### SOURCE DATA

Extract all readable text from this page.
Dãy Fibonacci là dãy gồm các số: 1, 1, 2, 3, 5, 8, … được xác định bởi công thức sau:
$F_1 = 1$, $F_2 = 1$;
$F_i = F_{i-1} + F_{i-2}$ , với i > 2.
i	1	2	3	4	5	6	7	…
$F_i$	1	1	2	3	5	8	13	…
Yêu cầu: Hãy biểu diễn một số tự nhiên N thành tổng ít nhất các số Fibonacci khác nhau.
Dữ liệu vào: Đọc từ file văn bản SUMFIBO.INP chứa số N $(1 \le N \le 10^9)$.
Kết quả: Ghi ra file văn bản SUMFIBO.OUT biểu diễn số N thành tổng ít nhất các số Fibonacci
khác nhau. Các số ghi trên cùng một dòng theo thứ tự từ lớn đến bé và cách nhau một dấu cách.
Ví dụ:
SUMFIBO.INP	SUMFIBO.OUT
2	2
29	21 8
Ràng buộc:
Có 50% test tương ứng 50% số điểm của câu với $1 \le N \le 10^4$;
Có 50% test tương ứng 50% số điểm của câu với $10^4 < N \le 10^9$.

==

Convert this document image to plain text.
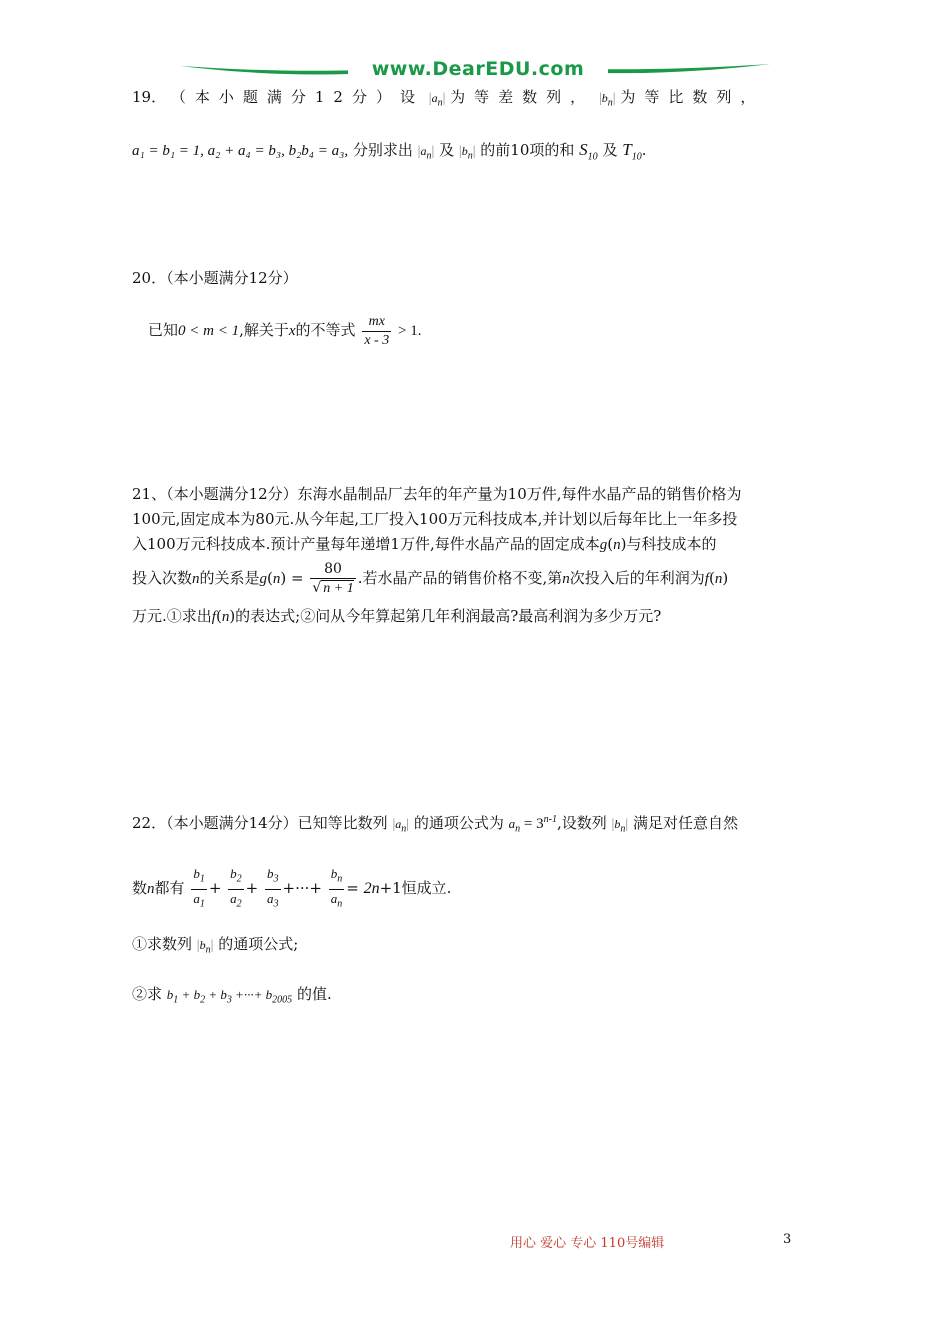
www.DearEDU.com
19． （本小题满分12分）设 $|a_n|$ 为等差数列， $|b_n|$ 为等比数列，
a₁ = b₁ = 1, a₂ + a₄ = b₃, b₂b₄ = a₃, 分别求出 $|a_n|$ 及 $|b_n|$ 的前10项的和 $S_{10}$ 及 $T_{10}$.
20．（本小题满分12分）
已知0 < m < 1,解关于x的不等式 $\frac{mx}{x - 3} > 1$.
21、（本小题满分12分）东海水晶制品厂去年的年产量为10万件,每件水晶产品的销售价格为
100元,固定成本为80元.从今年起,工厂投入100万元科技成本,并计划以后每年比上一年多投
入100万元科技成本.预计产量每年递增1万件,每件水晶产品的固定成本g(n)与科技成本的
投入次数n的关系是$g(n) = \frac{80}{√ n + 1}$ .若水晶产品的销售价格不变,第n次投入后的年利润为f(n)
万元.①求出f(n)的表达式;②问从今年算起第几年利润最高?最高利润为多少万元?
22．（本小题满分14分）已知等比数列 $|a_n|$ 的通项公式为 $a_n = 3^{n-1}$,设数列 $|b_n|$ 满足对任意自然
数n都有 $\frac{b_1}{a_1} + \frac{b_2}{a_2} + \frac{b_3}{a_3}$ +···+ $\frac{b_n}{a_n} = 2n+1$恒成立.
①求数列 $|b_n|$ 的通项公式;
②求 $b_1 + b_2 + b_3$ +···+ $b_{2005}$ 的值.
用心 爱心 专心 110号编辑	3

### TASK GOAL
Scan the listing above for the word "nhau" and show each line where it is found.

### TASK RESPONSE
Yêu cầu: Hãy biểu diễn một số tự nhiên N thành tổng ít nhất các số Fibonacci khác nhau.
khác nhau. Các số ghi trên cùng một dòng theo thứ tự từ lớn đến bé và cách nhau một dấu cách.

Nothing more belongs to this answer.